[TASK INSTRUCTIONS]
Copy out all lines that hold "Olympic".

[Figure contents as structured data]
━━━━━━━━━━━━━━━━━━━━━━━━━━━━━━
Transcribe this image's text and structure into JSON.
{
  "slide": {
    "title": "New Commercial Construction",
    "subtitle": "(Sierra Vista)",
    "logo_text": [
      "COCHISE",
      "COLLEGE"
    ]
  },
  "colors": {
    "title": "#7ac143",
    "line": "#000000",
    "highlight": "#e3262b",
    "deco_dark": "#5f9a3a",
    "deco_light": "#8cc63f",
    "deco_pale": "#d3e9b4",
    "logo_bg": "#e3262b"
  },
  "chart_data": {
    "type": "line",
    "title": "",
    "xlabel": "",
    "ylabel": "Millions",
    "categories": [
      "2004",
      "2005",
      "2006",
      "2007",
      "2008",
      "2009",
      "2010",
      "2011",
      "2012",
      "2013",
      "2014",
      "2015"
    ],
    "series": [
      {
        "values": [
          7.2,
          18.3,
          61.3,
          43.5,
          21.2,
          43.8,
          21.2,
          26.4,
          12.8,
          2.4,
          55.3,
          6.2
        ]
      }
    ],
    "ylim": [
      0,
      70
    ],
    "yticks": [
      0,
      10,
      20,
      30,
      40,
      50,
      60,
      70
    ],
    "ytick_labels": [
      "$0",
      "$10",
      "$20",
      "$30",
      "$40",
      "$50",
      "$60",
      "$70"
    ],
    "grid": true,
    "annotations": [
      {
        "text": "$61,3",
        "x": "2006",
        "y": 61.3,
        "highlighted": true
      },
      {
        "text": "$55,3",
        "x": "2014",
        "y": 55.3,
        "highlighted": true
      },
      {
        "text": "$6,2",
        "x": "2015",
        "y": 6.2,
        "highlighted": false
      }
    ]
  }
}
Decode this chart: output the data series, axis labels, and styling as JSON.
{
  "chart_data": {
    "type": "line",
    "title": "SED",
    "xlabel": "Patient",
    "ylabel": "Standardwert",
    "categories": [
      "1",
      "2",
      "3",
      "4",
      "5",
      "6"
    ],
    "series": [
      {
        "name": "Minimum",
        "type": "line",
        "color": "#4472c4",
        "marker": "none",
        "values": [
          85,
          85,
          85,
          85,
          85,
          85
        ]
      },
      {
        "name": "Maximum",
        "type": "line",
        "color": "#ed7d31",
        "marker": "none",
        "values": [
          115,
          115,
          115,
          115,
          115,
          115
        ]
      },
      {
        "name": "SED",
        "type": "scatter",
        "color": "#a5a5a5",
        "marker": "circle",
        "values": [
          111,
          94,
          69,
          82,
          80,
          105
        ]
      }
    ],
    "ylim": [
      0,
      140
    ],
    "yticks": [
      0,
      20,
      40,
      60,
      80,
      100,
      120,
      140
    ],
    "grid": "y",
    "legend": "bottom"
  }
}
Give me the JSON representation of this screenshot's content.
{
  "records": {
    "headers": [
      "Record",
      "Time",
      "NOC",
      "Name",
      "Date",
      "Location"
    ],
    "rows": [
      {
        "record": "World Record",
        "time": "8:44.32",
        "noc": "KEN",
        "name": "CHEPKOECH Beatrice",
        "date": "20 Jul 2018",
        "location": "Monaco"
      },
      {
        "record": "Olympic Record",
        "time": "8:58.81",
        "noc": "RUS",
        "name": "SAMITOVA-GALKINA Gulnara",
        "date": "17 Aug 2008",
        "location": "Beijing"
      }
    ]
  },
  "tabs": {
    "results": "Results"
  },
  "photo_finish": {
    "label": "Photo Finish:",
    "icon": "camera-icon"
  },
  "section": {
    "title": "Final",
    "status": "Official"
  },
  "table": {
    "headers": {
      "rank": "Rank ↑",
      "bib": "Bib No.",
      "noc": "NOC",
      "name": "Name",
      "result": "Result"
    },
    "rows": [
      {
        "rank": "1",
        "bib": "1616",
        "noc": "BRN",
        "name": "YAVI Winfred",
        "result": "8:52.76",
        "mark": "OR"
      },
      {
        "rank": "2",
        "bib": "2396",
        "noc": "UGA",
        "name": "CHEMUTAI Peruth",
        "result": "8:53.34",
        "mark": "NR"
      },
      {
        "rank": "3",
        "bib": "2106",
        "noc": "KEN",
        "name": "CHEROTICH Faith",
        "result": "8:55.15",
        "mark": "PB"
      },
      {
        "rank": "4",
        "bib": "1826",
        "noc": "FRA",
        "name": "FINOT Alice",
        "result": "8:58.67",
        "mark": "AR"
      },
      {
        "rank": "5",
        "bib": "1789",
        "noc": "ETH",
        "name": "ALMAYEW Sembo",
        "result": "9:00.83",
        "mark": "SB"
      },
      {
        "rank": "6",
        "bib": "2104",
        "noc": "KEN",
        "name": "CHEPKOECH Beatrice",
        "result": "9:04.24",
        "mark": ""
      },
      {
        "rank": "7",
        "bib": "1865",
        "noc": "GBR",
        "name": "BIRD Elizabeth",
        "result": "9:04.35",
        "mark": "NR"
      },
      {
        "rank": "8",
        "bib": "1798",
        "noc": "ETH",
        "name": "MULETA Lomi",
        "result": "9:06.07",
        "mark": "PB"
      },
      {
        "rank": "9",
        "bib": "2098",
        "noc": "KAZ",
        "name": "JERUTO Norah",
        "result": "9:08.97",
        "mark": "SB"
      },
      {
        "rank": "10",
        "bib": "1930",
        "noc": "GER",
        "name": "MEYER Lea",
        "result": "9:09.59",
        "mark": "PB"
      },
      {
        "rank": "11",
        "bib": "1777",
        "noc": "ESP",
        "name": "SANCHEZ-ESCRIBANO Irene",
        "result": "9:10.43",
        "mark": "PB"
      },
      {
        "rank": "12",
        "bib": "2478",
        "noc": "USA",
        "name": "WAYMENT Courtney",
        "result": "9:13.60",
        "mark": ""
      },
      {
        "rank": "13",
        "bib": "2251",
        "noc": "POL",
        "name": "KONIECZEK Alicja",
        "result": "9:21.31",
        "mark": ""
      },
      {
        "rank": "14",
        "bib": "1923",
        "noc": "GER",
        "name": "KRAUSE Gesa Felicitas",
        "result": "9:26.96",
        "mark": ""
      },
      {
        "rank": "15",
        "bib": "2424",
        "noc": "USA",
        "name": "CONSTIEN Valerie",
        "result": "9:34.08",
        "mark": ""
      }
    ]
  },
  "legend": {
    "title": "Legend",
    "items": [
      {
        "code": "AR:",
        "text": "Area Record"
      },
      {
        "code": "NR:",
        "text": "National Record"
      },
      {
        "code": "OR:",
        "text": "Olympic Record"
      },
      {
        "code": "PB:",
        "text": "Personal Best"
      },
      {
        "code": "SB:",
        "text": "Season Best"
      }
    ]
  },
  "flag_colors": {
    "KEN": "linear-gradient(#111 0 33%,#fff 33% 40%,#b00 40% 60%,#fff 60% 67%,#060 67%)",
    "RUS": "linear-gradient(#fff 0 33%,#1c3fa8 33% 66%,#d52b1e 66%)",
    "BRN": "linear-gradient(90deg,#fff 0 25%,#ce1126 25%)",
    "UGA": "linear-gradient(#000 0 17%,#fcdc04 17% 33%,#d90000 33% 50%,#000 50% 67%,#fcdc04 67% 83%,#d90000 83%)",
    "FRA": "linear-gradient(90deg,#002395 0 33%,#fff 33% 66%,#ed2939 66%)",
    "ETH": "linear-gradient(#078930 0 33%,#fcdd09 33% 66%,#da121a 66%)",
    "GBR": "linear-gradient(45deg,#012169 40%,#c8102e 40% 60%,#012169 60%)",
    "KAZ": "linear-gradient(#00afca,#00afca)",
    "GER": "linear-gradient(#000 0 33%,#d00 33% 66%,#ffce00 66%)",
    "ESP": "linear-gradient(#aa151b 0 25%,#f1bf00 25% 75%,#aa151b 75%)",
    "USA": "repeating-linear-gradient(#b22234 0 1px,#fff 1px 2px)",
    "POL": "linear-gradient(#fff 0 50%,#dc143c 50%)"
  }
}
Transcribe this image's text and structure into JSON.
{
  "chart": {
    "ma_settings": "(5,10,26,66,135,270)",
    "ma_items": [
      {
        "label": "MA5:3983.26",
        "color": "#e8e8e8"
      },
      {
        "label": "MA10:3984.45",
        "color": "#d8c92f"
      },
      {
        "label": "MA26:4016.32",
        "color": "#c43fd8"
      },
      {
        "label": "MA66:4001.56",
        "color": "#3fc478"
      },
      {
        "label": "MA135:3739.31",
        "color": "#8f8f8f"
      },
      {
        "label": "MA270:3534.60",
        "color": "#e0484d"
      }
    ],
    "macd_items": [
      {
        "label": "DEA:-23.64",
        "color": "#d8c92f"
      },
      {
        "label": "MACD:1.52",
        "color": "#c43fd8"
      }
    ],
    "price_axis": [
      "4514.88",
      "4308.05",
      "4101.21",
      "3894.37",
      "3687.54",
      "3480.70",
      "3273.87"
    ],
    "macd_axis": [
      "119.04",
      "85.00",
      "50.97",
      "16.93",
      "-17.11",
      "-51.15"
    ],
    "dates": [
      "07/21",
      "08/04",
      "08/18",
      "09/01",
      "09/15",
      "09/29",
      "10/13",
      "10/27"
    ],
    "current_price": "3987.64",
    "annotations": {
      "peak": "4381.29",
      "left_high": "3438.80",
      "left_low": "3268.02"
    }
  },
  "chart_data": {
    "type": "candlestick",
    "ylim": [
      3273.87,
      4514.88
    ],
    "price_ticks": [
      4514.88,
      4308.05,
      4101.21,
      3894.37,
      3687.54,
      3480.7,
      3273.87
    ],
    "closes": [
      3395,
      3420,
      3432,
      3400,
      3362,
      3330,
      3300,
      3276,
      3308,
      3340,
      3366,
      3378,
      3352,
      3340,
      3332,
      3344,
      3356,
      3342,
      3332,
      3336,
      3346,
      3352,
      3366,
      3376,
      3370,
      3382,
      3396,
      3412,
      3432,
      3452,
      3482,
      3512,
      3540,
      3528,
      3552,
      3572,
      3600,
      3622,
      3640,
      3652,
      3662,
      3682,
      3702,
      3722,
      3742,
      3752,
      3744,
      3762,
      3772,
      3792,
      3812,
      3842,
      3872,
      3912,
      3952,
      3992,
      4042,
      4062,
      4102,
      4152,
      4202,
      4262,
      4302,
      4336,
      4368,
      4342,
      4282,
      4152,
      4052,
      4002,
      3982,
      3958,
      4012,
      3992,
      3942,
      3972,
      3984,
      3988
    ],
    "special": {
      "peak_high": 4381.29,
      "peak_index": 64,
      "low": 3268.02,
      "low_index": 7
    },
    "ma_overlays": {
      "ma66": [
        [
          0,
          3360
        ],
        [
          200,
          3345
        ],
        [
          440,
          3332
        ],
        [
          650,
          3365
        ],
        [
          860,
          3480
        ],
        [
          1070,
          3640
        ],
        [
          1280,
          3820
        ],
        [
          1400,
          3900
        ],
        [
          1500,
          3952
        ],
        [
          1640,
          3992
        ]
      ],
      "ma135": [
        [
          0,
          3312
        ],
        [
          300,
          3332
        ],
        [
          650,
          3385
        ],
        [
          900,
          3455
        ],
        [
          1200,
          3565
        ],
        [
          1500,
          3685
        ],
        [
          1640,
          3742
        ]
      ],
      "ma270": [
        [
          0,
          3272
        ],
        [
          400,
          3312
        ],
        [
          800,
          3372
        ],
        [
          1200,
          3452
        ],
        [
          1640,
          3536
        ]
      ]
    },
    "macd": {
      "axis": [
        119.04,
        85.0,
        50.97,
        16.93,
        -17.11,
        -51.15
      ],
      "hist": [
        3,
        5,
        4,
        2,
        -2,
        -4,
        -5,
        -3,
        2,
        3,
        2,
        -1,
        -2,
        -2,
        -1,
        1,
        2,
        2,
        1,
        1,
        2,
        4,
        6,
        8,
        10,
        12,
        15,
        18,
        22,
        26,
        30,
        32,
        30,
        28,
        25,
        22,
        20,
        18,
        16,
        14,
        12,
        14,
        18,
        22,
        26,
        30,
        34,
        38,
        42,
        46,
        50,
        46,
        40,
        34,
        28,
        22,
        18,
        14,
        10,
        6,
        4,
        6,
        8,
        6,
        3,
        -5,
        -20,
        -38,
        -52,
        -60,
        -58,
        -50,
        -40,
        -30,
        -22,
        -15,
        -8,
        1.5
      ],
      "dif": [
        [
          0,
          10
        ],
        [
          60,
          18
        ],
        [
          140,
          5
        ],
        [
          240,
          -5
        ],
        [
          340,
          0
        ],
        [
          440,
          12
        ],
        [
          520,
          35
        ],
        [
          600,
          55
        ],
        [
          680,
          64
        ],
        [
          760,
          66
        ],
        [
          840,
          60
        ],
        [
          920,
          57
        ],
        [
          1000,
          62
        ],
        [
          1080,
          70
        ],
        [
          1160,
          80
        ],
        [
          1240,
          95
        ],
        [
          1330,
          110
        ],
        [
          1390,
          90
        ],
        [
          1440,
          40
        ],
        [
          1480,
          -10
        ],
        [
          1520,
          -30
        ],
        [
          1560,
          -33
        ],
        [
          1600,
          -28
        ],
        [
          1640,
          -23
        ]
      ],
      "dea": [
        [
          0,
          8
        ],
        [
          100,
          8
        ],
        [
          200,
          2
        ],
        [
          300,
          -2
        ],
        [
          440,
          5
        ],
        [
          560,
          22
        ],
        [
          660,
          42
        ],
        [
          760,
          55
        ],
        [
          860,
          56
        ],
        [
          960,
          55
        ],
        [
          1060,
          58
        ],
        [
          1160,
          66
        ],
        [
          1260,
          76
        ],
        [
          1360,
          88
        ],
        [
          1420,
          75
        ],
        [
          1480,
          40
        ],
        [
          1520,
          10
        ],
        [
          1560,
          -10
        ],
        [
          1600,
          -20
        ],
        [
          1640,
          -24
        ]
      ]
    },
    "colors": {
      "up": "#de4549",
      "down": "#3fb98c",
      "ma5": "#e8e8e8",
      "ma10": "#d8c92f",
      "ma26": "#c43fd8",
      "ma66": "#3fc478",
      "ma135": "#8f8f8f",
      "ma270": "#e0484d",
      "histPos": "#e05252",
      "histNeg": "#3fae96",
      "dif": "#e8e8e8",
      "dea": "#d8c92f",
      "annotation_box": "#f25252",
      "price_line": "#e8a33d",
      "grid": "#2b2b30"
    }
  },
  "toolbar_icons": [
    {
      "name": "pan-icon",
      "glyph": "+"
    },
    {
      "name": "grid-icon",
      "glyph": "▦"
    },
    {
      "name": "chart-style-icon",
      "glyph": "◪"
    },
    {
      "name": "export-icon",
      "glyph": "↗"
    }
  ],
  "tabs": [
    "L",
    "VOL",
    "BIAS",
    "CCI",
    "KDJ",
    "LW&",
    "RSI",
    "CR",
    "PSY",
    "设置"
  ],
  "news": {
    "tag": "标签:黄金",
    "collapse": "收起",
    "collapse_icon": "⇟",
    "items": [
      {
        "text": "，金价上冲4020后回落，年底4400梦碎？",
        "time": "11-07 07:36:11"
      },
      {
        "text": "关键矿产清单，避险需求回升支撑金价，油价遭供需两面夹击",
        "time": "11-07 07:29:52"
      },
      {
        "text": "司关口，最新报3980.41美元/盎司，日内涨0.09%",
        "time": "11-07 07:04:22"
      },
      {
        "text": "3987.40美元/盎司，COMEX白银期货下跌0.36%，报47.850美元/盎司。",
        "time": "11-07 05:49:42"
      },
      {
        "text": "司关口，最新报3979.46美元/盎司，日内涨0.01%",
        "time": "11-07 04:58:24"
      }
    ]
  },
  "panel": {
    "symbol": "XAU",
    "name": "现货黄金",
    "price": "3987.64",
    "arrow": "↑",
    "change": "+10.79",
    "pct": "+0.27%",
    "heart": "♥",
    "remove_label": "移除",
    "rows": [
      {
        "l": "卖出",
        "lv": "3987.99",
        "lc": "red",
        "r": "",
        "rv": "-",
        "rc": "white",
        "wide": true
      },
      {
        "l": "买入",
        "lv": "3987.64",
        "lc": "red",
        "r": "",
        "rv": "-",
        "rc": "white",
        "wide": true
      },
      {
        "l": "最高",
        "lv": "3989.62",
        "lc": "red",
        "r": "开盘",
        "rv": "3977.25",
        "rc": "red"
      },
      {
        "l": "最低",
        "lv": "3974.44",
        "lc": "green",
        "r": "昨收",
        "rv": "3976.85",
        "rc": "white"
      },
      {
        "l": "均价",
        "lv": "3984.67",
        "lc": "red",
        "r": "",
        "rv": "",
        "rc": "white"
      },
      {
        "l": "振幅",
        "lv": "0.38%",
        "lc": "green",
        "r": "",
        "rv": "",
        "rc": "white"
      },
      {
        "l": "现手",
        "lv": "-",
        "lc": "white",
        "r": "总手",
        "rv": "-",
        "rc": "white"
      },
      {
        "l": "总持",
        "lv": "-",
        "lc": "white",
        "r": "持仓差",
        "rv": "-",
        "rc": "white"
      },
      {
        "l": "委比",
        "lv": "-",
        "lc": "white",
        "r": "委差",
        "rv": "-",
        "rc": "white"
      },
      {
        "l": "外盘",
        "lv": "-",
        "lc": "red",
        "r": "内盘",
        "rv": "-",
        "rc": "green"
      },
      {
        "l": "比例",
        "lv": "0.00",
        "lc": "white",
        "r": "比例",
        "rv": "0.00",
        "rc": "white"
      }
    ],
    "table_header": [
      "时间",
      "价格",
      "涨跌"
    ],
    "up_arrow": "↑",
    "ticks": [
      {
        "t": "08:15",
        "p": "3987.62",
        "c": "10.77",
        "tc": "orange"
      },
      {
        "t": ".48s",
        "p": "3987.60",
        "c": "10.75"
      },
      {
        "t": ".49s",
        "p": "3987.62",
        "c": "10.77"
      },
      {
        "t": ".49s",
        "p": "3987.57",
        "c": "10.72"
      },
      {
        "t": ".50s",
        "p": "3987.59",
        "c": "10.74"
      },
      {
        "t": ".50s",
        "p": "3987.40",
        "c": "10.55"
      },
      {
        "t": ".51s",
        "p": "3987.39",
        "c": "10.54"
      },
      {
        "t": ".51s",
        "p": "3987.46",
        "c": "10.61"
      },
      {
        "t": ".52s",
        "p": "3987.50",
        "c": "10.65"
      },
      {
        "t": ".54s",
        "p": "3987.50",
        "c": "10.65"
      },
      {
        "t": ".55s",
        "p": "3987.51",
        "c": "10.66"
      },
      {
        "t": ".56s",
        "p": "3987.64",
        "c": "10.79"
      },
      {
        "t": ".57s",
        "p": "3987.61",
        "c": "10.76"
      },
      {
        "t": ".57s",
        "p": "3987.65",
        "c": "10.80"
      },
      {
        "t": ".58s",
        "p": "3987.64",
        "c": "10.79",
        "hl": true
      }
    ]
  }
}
━━━━━━━━━━━━━━━━━━━━━━━━━━━━━━
[RESULT OF THE EXERCISE]
        "record": "Olympic Record",
        "text": "Olympic Record"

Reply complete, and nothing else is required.